* Directions for this task *
Pull out each line of the records holding the string "Sopa".

***

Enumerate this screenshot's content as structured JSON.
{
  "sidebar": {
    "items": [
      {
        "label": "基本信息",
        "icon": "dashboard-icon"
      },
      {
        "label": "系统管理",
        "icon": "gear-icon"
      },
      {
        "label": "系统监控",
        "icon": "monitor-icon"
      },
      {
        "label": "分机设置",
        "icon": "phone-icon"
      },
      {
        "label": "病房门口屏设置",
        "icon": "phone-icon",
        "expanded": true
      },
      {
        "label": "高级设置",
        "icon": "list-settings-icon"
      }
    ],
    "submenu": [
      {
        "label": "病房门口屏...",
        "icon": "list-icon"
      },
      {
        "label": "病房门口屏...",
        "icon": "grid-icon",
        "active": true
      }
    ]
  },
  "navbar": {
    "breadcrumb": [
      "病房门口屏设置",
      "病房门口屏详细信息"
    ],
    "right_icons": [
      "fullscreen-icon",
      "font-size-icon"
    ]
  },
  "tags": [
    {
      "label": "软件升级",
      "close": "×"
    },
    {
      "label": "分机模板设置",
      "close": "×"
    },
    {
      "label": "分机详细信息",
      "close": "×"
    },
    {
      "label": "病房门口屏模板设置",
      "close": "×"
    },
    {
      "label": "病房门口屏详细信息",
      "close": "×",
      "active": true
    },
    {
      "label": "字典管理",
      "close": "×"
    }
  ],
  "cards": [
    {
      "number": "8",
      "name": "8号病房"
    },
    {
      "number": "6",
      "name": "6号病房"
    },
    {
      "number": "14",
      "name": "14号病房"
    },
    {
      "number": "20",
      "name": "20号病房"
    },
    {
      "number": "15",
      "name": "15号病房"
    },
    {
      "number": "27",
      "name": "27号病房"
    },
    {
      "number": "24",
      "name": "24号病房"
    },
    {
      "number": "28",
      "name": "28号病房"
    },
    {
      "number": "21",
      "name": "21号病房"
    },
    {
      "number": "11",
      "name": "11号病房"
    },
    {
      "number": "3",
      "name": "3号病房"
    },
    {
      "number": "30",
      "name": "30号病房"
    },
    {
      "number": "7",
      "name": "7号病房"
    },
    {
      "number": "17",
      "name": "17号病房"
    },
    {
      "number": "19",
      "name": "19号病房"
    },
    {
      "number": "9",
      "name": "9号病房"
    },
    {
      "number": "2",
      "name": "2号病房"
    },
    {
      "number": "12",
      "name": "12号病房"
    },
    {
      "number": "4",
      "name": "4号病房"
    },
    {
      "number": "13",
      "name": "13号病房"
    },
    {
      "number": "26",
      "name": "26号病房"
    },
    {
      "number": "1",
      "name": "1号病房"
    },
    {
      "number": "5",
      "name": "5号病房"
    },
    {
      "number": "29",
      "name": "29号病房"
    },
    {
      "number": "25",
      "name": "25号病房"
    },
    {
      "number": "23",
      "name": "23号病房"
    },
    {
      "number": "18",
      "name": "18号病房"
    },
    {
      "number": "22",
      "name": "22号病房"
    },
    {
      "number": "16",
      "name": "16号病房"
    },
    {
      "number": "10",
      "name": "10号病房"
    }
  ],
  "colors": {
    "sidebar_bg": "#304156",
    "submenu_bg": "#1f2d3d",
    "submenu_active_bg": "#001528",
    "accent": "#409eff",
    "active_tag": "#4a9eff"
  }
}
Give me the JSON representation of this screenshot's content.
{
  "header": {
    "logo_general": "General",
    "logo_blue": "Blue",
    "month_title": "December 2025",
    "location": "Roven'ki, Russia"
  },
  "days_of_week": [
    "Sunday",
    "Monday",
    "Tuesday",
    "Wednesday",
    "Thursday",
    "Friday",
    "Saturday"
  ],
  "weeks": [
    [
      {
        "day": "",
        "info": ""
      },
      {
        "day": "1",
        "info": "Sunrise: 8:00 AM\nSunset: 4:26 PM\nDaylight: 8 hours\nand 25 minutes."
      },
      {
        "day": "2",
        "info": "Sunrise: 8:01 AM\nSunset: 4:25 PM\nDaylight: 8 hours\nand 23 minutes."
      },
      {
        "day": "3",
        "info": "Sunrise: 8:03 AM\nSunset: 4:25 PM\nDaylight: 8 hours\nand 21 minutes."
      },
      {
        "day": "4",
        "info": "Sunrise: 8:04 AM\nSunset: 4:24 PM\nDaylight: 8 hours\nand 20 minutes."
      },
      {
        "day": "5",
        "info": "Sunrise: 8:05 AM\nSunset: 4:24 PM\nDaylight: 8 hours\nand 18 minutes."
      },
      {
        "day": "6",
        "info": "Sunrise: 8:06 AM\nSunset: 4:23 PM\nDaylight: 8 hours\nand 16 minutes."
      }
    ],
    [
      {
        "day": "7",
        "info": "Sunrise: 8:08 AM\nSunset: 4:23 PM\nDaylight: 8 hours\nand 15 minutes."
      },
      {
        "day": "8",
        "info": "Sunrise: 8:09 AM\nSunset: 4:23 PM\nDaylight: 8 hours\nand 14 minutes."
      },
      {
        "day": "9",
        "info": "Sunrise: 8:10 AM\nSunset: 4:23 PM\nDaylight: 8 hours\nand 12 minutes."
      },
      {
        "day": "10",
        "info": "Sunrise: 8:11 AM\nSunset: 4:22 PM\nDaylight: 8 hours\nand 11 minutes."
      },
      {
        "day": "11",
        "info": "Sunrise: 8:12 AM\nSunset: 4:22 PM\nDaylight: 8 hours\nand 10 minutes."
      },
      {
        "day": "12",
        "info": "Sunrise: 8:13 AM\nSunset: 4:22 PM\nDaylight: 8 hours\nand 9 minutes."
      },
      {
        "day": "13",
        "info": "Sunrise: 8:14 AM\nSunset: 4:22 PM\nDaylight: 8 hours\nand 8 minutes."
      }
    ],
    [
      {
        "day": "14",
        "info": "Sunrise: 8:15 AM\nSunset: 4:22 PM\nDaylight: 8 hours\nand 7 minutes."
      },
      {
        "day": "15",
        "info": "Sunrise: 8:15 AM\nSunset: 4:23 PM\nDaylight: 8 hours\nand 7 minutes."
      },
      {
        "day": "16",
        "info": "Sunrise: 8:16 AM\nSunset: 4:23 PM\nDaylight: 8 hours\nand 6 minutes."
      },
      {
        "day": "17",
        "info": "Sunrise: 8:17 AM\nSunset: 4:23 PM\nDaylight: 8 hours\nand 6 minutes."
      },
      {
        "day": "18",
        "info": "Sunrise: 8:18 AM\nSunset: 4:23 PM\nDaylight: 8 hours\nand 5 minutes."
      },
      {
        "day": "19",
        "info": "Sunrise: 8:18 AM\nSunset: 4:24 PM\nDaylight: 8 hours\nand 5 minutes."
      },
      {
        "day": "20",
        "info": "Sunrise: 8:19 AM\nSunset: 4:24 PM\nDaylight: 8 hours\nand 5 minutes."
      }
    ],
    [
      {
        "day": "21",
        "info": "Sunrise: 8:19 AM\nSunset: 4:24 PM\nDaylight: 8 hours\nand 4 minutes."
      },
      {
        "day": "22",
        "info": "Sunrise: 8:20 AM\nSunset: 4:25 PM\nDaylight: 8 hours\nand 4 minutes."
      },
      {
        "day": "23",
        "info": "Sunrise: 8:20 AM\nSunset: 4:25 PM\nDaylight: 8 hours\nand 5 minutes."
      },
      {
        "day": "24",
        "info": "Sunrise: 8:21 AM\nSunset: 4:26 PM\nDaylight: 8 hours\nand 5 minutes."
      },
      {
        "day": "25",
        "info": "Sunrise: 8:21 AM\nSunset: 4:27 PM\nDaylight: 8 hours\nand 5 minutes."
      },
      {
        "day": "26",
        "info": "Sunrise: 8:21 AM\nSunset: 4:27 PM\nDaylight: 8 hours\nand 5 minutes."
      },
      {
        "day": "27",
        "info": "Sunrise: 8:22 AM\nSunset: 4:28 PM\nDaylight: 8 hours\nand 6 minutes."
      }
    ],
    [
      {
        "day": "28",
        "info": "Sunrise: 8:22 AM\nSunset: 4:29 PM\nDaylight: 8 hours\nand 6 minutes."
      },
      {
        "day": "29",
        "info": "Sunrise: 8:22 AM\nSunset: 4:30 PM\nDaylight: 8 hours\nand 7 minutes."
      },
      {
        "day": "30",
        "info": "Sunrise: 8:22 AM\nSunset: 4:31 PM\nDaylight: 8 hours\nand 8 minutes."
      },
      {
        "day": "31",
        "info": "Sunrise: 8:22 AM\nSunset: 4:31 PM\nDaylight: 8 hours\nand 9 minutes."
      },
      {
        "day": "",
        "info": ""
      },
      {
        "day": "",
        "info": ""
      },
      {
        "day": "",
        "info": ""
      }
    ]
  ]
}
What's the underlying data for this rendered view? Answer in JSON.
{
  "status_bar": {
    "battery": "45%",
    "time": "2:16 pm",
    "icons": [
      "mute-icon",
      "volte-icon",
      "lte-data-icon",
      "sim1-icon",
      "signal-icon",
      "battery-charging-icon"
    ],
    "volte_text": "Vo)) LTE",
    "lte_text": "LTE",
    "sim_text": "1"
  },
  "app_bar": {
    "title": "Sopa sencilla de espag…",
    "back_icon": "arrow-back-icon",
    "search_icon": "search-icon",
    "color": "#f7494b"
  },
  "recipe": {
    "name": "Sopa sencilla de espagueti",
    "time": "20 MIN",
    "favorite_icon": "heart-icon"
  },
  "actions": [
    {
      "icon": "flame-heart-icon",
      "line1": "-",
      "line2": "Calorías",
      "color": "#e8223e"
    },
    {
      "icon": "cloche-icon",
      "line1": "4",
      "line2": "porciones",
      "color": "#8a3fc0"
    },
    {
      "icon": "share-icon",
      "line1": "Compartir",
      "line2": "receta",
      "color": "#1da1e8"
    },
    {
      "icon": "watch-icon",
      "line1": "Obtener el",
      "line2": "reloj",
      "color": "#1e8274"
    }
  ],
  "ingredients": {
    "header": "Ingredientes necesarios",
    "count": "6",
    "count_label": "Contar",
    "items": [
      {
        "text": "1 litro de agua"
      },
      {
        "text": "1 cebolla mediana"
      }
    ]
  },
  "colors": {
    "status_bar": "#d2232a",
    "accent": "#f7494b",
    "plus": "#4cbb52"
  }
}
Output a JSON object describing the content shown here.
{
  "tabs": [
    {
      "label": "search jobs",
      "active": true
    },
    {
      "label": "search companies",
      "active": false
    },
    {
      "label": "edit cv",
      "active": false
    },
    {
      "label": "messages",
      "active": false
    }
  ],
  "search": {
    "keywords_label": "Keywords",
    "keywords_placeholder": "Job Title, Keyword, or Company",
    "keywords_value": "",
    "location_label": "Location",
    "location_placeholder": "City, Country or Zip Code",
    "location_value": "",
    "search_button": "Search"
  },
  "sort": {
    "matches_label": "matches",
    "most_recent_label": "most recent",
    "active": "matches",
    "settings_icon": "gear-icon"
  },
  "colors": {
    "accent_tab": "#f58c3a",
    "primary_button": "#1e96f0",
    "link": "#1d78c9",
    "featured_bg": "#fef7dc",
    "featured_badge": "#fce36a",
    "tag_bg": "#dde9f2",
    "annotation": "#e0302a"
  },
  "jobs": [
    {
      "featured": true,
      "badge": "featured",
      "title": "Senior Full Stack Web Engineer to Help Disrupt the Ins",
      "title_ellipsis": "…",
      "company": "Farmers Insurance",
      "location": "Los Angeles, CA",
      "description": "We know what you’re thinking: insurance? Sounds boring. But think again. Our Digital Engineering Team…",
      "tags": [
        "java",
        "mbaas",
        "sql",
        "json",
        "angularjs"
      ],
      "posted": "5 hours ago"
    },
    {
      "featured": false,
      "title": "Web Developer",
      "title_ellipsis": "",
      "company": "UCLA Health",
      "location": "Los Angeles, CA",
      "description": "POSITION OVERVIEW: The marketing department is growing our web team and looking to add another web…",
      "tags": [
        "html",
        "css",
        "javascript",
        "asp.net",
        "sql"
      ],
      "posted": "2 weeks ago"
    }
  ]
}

***

* Response *
    "title": "Sopa sencilla de espag…",
    "name": "Sopa sencilla de espagueti",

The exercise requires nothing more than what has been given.